EXERCISE REQUIREMENTS →
Copy out the listing that follows exactly, dropping every picture.

TASK DATA →
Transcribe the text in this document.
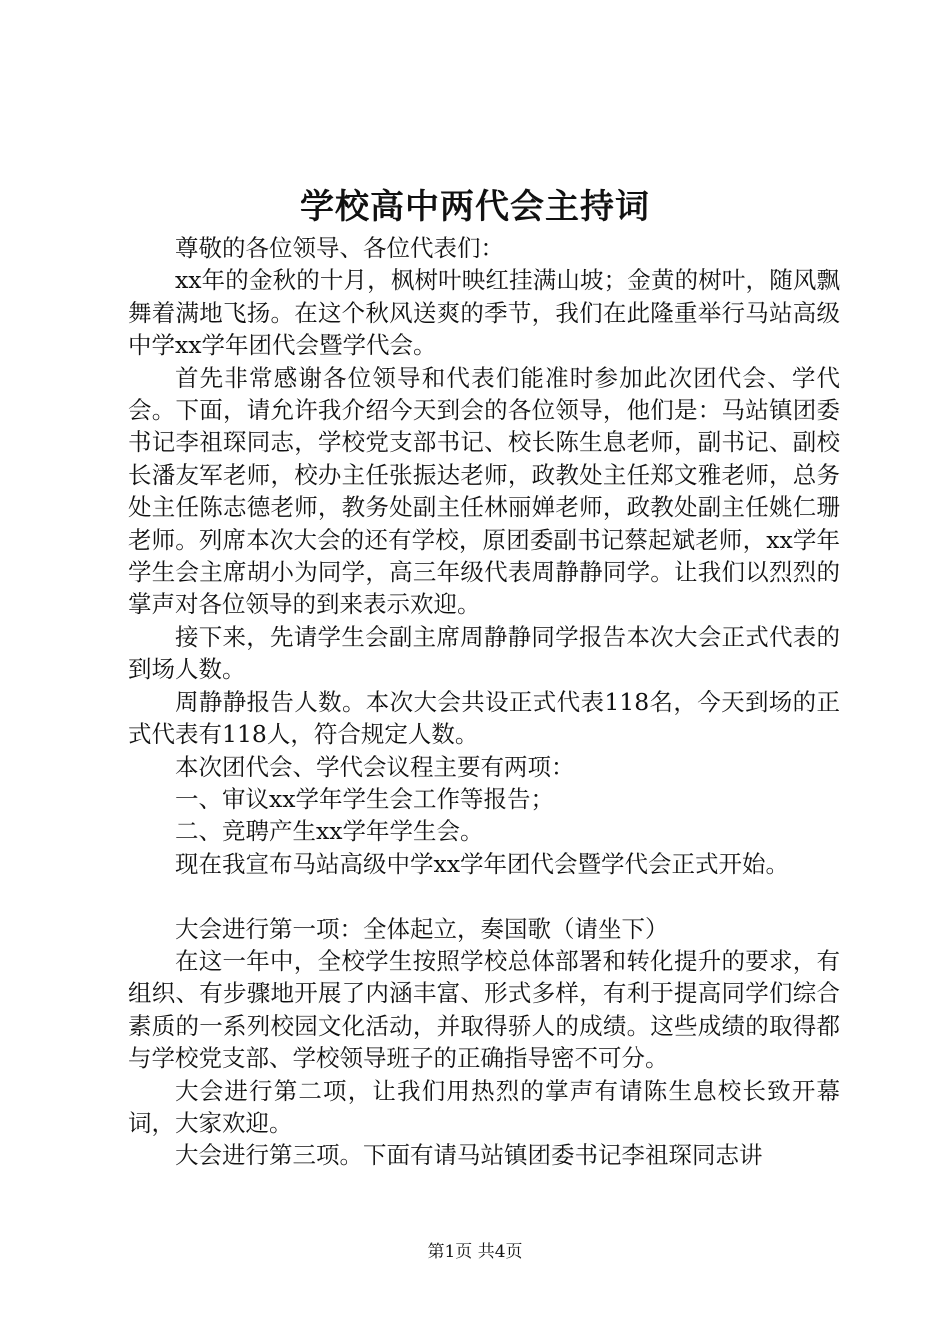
学校高中两代会主持词

尊敬的各位领导、各位代表们：

xx年的金秋的十月，枫树叶映红挂满山坡；金黄的树叶，随风飘舞着满地飞扬。在这个秋风送爽的季节，我们在此隆重举行马站高级中学xx学年团代会暨学代会。

首先非常感谢各位领导和代表们能准时参加此次团代会、学代会。下面，请允许我介绍今天到会的各位领导，他们是：马站镇团委书记李祖琛同志，学校党支部书记、校长陈生息老师，副书记、副校长潘友军老师，校办主任张振达老师，政教处主任郑文雅老师，总务处主任陈志德老师，教务处副主任林丽婵老师，政教处副主任姚仁珊老师。列席本次大会的还有学校，原团委副书记蔡起斌老师，xx学年学生会主席胡小为同学，高三年级代表周静静同学。让我们以烈烈的掌声对各位领导的到来表示欢迎。

接下来，先请学生会副主席周静静同学报告本次大会正式代表的到场人数。

周静静报告人数。本次大会共设正式代表118名，今天到场的正式代表有118人，符合规定人数。

本次团代会、学代会议程主要有两项：

一、审议xx学年学生会工作等报告；

二、竞聘产生xx学年学生会。

现在我宣布马站高级中学xx学年团代会暨学代会正式开始。

大会进行第一项：全体起立，奏国歌（请坐下）

在这一年中，全校学生按照学校总体部署和转化提升的要求，有组织、有步骤地开展了内涵丰富、形式多样，有利于提高同学们综合素质的一系列校园文化活动，并取得骄人的成绩。这些成绩的取得都与学校党支部、学校领导班子的正确指导密不可分。

大会进行第二项，让我们用热烈的掌声有请陈生息校长致开幕词，大家欢迎。

大会进行第三项。下面有请马站镇团委书记李祖琛同志讲

第1页 共4页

OUTPUT →
Transcribe the text in this document.
学校高中两代会主持词

尊敬的各位领导、各位代表们：

xx年的金秋的十月，枫树叶映红挂满山坡；金黄的树叶，随风飘舞着满地飞扬。在这个秋风送爽的季节，我们在此隆重举行马站高级中学xx学年团代会暨学代会。

首先非常感谢各位领导和代表们能准时参加此次团代会、学代会。下面，请允许我介绍今天到会的各位领导，他们是：马站镇团委书记李祖琛同志，学校党支部书记、校长陈生息老师，副书记、副校长潘友军老师，校办主任张振达老师，政教处主任郑文雅老师，总务处主任陈志德老师，教务处副主任林丽婵老师，政教处副主任姚仁珊老师。列席本次大会的还有学校，原团委副书记蔡起斌老师，xx学年学生会主席胡小为同学，高三年级代表周静静同学。让我们以烈烈的掌声对各位领导的到来表示欢迎。

接下来，先请学生会副主席周静静同学报告本次大会正式代表的到场人数。

周静静报告人数。本次大会共设正式代表118名，今天到场的正式代表有118人，符合规定人数。

本次团代会、学代会议程主要有两项：

一、审议xx学年学生会工作等报告；

二、竞聘产生xx学年学生会。

现在我宣布马站高级中学xx学年团代会暨学代会正式开始。

大会进行第一项：全体起立，奏国歌（请坐下）

在这一年中，全校学生按照学校总体部署和转化提升的要求，有组织、有步骤地开展了内涵丰富、形式多样，有利于提高同学们综合素质的一系列校园文化活动，并取得骄人的成绩。这些成绩的取得都与学校党支部、学校领导班子的正确指导密不可分。

大会进行第二项，让我们用热烈的掌声有请陈生息校长致开幕词，大家欢迎。

大会进行第三项。下面有请马站镇团委书记李祖琛同志讲

第1页 共4页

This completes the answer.